*Task to complete*
Write out, exactly as they appear, only the lines running from the line with "Give me the" to the final line of the listing; include both.

(Collection entries)
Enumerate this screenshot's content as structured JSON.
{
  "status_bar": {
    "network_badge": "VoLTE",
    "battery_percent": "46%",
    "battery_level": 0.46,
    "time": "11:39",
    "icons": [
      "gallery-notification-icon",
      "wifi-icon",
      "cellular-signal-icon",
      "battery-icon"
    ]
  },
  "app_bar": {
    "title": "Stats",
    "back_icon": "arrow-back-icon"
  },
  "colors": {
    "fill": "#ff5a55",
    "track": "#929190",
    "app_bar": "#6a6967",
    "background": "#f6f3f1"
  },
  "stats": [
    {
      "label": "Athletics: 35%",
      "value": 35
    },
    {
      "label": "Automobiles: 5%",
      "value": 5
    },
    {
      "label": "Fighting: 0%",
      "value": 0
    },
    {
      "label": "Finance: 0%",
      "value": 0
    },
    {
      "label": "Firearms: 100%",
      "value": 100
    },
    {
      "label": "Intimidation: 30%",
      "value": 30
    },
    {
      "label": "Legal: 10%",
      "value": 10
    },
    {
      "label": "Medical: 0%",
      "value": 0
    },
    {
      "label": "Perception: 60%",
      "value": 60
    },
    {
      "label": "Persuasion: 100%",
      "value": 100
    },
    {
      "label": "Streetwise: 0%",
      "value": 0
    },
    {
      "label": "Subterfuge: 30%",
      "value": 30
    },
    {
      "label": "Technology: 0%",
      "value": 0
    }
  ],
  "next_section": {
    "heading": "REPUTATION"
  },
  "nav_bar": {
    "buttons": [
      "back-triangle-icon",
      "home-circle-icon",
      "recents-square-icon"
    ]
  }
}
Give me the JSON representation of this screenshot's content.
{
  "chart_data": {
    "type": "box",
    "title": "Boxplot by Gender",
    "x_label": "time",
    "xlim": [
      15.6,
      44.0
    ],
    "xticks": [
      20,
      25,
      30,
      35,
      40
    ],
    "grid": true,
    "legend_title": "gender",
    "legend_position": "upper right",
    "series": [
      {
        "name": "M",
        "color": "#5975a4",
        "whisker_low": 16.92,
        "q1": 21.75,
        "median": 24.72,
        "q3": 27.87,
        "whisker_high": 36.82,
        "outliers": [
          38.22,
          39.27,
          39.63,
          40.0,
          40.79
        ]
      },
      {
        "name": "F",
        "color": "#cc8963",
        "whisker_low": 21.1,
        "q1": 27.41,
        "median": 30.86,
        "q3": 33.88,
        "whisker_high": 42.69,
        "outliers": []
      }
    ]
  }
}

*Task response*
Give me the JSON representation of this screenshot's content.
{
  "chart_data": {
    "type": "box",
    "title": "Boxplot by Gender",
    "x_label": "time",
    "xlim": [
      15.6,
      44.0
    ],
    "xticks": [
      20,
      25,
      30,
      35,
      40
    ],
    "grid": true,
    "legend_title": "gender",
    "legend_position": "upper right",
    "series": [
      {
        "name": "M",
        "color": "#5975a4",
        "whisker_low": 16.92,
        "q1": 21.75,
        "median": 24.72,
        "q3": 27.87,
        "whisker_high": 36.82,
        "outliers": [
          38.22,
          39.27,
          39.63,
          40.0,
          40.79
        ]
      },
      {
        "name": "F",
        "color": "#cc8963",
        "whisker_low": 21.1,
        "q1": 27.41,
        "median": 30.86,
        "q3": 33.88,
        "whisker_high": 42.69,
        "outliers": []
      }
    ]
  }
}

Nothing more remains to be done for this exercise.